▶ **Prompt**
Select from the records below every line that has the word "case" in it.

====== Input records ======

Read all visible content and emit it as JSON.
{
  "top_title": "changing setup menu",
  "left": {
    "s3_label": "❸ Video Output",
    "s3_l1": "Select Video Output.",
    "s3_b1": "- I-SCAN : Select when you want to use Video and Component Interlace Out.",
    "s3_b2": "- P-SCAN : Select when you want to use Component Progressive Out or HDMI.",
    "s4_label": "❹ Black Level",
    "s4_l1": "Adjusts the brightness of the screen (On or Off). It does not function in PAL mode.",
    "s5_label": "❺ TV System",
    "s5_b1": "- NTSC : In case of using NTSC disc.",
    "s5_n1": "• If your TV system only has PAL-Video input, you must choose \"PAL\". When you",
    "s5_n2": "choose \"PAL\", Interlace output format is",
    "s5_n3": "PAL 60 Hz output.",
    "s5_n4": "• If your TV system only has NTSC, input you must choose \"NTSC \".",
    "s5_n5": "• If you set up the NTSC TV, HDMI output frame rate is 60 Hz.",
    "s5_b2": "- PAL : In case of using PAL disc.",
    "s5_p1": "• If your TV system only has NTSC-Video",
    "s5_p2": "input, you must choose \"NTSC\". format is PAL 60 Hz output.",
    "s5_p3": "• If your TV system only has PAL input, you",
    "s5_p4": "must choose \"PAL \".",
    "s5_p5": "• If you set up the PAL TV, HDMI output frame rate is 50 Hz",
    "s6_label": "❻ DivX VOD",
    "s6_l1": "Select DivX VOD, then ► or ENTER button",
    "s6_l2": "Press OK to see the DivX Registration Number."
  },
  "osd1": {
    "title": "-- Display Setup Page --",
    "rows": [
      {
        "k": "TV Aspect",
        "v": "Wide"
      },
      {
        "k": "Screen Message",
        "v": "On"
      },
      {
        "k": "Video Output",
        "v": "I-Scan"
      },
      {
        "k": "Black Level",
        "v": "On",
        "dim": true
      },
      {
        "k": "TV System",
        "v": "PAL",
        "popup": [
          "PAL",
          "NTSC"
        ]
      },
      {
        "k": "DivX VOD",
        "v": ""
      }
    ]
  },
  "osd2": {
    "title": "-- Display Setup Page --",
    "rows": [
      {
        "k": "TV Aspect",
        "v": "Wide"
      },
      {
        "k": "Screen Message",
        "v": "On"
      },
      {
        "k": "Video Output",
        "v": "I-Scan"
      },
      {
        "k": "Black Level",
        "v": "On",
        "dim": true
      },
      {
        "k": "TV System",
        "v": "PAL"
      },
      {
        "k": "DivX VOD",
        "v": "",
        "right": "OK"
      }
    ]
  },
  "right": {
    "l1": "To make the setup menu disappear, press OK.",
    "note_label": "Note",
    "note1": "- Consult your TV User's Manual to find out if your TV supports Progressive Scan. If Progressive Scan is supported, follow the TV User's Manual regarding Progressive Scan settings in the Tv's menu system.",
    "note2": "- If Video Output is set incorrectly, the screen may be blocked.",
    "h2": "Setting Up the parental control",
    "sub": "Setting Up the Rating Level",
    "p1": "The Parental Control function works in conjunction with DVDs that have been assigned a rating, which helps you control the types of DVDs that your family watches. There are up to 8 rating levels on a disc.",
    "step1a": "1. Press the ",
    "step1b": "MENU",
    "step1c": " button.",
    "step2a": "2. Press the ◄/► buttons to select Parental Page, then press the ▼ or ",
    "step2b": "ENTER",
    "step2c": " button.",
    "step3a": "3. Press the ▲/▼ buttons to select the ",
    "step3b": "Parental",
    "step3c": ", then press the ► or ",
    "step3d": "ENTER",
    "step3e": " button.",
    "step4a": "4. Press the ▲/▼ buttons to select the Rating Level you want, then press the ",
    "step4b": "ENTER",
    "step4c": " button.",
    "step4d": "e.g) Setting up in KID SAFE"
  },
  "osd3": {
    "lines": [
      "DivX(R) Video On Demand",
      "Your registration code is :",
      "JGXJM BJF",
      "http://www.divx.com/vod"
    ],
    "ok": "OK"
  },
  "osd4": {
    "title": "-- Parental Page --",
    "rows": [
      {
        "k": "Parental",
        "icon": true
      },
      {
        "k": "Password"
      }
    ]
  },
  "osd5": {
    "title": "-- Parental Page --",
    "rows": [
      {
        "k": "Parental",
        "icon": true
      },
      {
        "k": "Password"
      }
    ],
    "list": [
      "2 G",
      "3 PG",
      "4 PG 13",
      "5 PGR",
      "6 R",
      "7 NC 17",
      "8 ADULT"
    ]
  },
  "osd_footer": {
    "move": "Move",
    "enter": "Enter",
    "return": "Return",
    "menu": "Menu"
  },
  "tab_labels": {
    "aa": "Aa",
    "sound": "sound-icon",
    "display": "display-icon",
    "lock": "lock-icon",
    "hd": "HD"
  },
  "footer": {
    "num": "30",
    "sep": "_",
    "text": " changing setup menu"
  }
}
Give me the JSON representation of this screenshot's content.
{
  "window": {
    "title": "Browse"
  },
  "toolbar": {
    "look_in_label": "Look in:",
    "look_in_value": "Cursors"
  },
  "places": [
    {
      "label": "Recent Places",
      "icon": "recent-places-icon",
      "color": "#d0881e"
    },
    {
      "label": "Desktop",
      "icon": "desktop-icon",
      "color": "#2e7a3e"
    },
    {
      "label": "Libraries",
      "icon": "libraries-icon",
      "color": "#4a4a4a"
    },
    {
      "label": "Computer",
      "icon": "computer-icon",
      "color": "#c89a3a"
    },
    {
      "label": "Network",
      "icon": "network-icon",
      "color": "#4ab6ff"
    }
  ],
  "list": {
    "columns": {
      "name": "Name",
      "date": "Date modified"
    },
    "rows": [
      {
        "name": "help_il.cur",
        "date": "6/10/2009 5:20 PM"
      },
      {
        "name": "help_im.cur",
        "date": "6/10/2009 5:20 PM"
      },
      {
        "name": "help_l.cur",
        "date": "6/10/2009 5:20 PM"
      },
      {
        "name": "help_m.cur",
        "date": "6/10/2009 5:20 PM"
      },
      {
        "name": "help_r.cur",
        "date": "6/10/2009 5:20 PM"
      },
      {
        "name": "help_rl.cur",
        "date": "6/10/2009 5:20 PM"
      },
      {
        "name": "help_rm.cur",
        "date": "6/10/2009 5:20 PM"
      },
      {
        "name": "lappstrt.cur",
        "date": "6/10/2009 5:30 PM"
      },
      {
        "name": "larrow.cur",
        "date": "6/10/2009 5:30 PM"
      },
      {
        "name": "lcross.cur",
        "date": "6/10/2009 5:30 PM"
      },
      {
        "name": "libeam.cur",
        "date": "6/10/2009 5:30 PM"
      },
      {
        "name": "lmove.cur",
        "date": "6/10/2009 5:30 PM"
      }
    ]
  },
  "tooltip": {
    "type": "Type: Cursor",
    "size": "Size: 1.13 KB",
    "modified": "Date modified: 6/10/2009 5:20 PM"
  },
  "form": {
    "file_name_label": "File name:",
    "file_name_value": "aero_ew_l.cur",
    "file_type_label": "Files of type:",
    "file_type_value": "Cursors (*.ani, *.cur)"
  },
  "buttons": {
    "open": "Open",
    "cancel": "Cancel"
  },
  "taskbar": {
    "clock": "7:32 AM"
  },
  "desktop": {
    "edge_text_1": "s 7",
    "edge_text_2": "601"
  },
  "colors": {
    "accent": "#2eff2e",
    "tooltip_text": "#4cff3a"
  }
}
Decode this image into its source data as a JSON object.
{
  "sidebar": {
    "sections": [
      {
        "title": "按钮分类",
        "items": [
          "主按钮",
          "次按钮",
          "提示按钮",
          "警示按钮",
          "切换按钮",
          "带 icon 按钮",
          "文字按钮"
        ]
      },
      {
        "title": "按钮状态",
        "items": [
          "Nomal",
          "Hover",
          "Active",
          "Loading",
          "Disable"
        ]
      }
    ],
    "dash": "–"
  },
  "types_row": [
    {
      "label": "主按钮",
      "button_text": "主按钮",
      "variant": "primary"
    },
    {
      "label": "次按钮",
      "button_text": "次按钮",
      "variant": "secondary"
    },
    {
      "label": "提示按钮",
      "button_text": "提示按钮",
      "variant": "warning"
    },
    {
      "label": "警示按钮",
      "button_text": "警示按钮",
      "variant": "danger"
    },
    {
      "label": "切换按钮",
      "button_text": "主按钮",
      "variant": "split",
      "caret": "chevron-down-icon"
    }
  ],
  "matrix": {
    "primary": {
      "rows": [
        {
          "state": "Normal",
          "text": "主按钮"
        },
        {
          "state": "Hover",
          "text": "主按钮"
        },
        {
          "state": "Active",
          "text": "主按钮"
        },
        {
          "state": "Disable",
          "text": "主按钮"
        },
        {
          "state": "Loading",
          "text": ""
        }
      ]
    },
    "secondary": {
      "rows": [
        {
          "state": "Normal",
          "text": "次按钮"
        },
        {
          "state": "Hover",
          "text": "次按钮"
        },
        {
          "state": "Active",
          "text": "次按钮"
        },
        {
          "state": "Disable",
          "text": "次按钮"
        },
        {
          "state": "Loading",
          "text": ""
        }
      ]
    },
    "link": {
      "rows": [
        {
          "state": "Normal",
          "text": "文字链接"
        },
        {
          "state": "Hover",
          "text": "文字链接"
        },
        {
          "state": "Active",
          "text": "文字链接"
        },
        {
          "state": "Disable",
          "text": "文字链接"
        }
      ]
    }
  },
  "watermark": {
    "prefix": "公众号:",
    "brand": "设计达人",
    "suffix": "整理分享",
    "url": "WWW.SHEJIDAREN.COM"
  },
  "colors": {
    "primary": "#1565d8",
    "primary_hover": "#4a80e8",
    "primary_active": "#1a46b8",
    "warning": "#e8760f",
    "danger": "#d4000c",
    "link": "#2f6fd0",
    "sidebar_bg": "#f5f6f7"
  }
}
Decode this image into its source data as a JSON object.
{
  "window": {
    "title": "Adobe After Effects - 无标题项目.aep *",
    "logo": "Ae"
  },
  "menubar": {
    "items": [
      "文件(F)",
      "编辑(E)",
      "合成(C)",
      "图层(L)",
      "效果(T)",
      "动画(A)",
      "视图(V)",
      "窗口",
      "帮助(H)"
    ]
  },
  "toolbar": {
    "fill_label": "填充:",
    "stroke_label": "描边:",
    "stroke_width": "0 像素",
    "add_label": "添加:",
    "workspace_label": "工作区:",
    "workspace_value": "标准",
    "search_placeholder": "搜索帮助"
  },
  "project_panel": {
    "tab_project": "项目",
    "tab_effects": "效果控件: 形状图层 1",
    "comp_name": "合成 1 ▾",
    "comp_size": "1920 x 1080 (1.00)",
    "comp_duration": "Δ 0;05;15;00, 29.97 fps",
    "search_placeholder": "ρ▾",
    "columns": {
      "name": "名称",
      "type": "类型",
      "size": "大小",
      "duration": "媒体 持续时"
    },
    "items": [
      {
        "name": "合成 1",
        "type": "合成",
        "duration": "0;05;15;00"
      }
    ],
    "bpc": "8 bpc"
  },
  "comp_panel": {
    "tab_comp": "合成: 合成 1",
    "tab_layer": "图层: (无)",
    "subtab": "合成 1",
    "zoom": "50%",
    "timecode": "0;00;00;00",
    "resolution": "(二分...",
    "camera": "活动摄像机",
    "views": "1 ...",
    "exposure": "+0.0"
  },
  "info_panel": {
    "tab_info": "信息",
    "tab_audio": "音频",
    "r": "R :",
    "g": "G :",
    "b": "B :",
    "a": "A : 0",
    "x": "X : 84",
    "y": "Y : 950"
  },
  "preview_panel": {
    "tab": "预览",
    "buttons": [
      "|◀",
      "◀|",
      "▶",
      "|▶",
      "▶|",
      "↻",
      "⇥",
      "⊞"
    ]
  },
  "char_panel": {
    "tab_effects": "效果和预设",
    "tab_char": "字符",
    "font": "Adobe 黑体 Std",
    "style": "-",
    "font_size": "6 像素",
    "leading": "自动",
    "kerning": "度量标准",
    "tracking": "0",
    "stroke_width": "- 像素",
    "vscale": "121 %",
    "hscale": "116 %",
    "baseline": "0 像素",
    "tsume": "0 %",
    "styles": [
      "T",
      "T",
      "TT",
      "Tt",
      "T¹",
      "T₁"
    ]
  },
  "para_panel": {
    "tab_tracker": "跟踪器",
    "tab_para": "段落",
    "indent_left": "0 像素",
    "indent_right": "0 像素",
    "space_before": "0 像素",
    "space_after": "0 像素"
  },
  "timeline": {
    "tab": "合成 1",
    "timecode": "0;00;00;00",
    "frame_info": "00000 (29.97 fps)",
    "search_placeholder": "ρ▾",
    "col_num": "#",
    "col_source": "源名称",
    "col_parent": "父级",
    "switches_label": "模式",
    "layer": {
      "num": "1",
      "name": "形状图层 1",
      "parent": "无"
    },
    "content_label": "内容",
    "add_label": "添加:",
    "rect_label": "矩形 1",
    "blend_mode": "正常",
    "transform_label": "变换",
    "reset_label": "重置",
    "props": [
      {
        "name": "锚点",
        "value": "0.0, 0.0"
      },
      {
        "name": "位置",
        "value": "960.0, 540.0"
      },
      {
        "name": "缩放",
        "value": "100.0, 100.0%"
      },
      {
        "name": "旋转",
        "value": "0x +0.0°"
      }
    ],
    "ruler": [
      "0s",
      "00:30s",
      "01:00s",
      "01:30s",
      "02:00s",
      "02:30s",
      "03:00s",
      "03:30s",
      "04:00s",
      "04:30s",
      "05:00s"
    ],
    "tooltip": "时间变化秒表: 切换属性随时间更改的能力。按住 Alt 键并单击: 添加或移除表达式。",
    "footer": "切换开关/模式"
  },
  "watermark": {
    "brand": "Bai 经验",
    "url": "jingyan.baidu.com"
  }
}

======

▶ **Exercise answer**
    "s5_b1": "- NTSC : In case of using NTSC disc.",
    "s5_b2": "- PAL : In case of using PAL disc.",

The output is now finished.